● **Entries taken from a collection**

[start]

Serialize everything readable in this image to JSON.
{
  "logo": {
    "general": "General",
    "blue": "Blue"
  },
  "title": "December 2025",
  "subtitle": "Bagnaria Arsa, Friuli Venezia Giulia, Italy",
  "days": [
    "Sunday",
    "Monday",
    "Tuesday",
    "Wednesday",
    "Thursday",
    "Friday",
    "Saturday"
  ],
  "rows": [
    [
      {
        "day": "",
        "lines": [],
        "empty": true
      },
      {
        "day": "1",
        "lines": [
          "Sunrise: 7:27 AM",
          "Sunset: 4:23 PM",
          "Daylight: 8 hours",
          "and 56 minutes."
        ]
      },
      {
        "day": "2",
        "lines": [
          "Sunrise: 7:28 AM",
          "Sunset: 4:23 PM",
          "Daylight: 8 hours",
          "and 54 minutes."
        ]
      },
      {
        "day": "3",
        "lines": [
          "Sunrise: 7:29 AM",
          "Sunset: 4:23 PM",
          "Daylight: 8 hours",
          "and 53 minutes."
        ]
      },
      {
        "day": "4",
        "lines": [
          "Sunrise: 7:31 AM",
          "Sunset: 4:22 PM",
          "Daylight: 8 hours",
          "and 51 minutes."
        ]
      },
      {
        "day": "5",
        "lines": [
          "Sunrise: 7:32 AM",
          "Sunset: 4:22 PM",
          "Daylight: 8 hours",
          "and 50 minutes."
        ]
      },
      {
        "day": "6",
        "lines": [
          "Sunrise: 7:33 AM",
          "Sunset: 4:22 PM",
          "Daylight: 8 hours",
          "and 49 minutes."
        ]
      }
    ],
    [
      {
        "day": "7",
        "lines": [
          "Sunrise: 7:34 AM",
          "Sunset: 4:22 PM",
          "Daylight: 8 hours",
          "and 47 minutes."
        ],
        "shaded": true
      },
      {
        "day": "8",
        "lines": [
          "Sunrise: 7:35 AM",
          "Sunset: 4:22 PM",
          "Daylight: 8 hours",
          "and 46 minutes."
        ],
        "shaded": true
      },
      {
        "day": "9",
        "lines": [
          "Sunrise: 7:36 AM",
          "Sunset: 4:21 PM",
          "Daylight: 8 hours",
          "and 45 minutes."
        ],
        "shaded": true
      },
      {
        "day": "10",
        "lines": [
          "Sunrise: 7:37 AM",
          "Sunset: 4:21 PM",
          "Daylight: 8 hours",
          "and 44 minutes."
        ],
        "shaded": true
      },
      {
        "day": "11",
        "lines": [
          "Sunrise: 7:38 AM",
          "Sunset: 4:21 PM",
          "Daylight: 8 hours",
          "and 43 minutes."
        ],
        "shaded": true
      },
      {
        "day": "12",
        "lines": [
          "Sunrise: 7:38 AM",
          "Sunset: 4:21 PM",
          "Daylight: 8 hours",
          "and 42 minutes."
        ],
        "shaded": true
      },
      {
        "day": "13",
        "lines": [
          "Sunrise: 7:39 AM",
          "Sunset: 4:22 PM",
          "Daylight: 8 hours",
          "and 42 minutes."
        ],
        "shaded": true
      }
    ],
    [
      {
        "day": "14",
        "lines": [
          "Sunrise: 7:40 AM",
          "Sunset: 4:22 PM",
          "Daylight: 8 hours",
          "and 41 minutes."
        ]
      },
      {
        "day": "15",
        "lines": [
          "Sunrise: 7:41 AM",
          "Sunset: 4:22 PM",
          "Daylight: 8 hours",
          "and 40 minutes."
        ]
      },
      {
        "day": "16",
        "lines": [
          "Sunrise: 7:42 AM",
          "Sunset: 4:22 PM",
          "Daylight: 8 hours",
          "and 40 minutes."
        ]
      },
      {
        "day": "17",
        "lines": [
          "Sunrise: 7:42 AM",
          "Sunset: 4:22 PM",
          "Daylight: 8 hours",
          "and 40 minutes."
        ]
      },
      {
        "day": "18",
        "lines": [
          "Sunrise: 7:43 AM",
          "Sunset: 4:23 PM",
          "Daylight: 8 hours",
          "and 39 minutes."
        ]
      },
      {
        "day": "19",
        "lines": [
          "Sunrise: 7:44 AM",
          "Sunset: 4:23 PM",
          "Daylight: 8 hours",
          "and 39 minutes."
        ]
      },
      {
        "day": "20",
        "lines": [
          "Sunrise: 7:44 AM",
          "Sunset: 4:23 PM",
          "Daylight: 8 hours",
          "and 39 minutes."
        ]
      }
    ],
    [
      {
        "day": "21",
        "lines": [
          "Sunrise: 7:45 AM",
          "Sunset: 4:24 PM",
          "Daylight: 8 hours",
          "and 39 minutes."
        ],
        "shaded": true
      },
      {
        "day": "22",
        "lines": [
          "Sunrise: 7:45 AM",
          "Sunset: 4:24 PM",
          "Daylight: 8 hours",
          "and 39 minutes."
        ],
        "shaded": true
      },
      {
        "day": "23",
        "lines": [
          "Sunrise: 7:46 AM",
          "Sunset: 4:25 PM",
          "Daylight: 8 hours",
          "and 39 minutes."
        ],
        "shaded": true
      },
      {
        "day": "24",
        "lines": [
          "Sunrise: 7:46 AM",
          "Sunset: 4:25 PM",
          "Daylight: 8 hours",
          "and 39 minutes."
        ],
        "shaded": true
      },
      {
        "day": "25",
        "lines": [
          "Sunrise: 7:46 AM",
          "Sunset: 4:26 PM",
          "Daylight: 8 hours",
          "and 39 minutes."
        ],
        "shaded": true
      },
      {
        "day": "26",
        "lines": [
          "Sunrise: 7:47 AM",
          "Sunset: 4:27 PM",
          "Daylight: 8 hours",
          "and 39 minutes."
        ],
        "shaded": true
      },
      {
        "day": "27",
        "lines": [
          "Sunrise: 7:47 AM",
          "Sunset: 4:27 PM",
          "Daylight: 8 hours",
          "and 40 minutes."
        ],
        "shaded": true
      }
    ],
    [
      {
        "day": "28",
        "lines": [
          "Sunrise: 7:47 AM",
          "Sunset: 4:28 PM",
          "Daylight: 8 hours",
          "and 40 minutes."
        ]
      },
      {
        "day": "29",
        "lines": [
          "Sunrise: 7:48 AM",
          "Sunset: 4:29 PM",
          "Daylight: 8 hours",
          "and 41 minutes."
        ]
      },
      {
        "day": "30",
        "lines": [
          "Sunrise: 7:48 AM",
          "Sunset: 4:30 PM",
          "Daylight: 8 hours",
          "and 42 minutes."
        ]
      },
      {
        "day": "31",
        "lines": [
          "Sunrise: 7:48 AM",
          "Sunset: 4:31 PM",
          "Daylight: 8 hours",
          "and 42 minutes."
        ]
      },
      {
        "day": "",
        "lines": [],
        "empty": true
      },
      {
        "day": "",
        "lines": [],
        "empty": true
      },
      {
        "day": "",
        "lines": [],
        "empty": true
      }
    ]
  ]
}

[end]

● **EXERCISE PROMPT**
Retype the listing exactly, in full.

● **WRITTEN RESPONSE**
Serialize everything readable in this image to JSON.
{
  "logo": {
    "general": "General",
    "blue": "Blue"
  },
  "title": "December 2025",
  "subtitle": "Bagnaria Arsa, Friuli Venezia Giulia, Italy",
  "days": [
    "Sunday",
    "Monday",
    "Tuesday",
    "Wednesday",
    "Thursday",
    "Friday",
    "Saturday"
  ],
  "rows": [
    [
      {
        "day": "",
        "lines": [],
        "empty": true
      },
      {
        "day": "1",
        "lines": [
          "Sunrise: 7:27 AM",
          "Sunset: 4:23 PM",
          "Daylight: 8 hours",
          "and 56 minutes."
        ]
      },
      {
        "day": "2",
        "lines": [
          "Sunrise: 7:28 AM",
          "Sunset: 4:23 PM",
          "Daylight: 8 hours",
          "and 54 minutes."
        ]
      },
      {
        "day": "3",
        "lines": [
          "Sunrise: 7:29 AM",
          "Sunset: 4:23 PM",
          "Daylight: 8 hours",
          "and 53 minutes."
        ]
      },
      {
        "day": "4",
        "lines": [
          "Sunrise: 7:31 AM",
          "Sunset: 4:22 PM",
          "Daylight: 8 hours",
          "and 51 minutes."
        ]
      },
      {
        "day": "5",
        "lines": [
          "Sunrise: 7:32 AM",
          "Sunset: 4:22 PM",
          "Daylight: 8 hours",
          "and 50 minutes."
        ]
      },
      {
        "day": "6",
        "lines": [
          "Sunrise: 7:33 AM",
          "Sunset: 4:22 PM",
          "Daylight: 8 hours",
          "and 49 minutes."
        ]
      }
    ],
    [
      {
        "day": "7",
        "lines": [
          "Sunrise: 7:34 AM",
          "Sunset: 4:22 PM",
          "Daylight: 8 hours",
          "and 47 minutes."
        ],
        "shaded": true
      },
      {
        "day": "8",
        "lines": [
          "Sunrise: 7:35 AM",
          "Sunset: 4:22 PM",
          "Daylight: 8 hours",
          "and 46 minutes."
        ],
        "shaded": true
      },
      {
        "day": "9",
        "lines": [
          "Sunrise: 7:36 AM",
          "Sunset: 4:21 PM",
          "Daylight: 8 hours",
          "and 45 minutes."
        ],
        "shaded": true
      },
      {
        "day": "10",
        "lines": [
          "Sunrise: 7:37 AM",
          "Sunset: 4:21 PM",
          "Daylight: 8 hours",
          "and 44 minutes."
        ],
        "shaded": true
      },
      {
        "day": "11",
        "lines": [
          "Sunrise: 7:38 AM",
          "Sunset: 4:21 PM",
          "Daylight: 8 hours",
          "and 43 minutes."
        ],
        "shaded": true
      },
      {
        "day": "12",
        "lines": [
          "Sunrise: 7:38 AM",
          "Sunset: 4:21 PM",
          "Daylight: 8 hours",
          "and 42 minutes."
        ],
        "shaded": true
      },
      {
        "day": "13",
        "lines": [
          "Sunrise: 7:39 AM",
          "Sunset: 4:22 PM",
          "Daylight: 8 hours",
          "and 42 minutes."
        ],
        "shaded": true
      }
    ],
    [
      {
        "day": "14",
        "lines": [
          "Sunrise: 7:40 AM",
          "Sunset: 4:22 PM",
          "Daylight: 8 hours",
          "and 41 minutes."
        ]
      },
      {
        "day": "15",
        "lines": [
          "Sunrise: 7:41 AM",
          "Sunset: 4:22 PM",
          "Daylight: 8 hours",
          "and 40 minutes."
        ]
      },
      {
        "day": "16",
        "lines": [
          "Sunrise: 7:42 AM",
          "Sunset: 4:22 PM",
          "Daylight: 8 hours",
          "and 40 minutes."
        ]
      },
      {
        "day": "17",
        "lines": [
          "Sunrise: 7:42 AM",
          "Sunset: 4:22 PM",
          "Daylight: 8 hours",
          "and 40 minutes."
        ]
      },
      {
        "day": "18",
        "lines": [
          "Sunrise: 7:43 AM",
          "Sunset: 4:23 PM",
          "Daylight: 8 hours",
          "and 39 minutes."
        ]
      },
      {
        "day": "19",
        "lines": [
          "Sunrise: 7:44 AM",
          "Sunset: 4:23 PM",
          "Daylight: 8 hours",
          "and 39 minutes."
        ]
      },
      {
        "day": "20",
        "lines": [
          "Sunrise: 7:44 AM",
          "Sunset: 4:23 PM",
          "Daylight: 8 hours",
          "and 39 minutes."
        ]
      }
    ],
    [
      {
        "day": "21",
        "lines": [
          "Sunrise: 7:45 AM",
          "Sunset: 4:24 PM",
          "Daylight: 8 hours",
          "and 39 minutes."
        ],
        "shaded": true
      },
      {
        "day": "22",
        "lines": [
          "Sunrise: 7:45 AM",
          "Sunset: 4:24 PM",
          "Daylight: 8 hours",
          "and 39 minutes."
        ],
        "shaded": true
      },
      {
        "day": "23",
        "lines": [
          "Sunrise: 7:46 AM",
          "Sunset: 4:25 PM",
          "Daylight: 8 hours",
          "and 39 minutes."
        ],
        "shaded": true
      },
      {
        "day": "24",
        "lines": [
          "Sunrise: 7:46 AM",
          "Sunset: 4:25 PM",
          "Daylight: 8 hours",
          "and 39 minutes."
        ],
        "shaded": true
      },
      {
        "day": "25",
        "lines": [
          "Sunrise: 7:46 AM",
          "Sunset: 4:26 PM",
          "Daylight: 8 hours",
          "and 39 minutes."
        ],
        "shaded": true
      },
      {
        "day": "26",
        "lines": [
          "Sunrise: 7:47 AM",
          "Sunset: 4:27 PM",
          "Daylight: 8 hours",
          "and 39 minutes."
        ],
        "shaded": true
      },
      {
        "day": "27",
        "lines": [
          "Sunrise: 7:47 AM",
          "Sunset: 4:27 PM",
          "Daylight: 8 hours",
          "and 40 minutes."
        ],
        "shaded": true
      }
    ],
    [
      {
        "day": "28",
        "lines": [
          "Sunrise: 7:47 AM",
          "Sunset: 4:28 PM",
          "Daylight: 8 hours",
          "and 40 minutes."
        ]
      },
      {
        "day": "29",
        "lines": [
          "Sunrise: 7:48 AM",
          "Sunset: 4:29 PM",
          "Daylight: 8 hours",
          "and 41 minutes."
        ]
      },
      {
        "day": "30",
        "lines": [
          "Sunrise: 7:48 AM",
          "Sunset: 4:30 PM",
          "Daylight: 8 hours",
          "and 42 minutes."
        ]
      },
      {
        "day": "31",
        "lines": [
          "Sunrise: 7:48 AM",
          "Sunset: 4:31 PM",
          "Daylight: 8 hours",
          "and 42 minutes."
        ]
      },
      {
        "day": "",
        "lines": [],
        "empty": true
      },
      {
        "day": "",
        "lines": [],
        "empty": true
      },
      {
        "day": "",
        "lines": [],
        "empty": true
      }
    ]
  ]
}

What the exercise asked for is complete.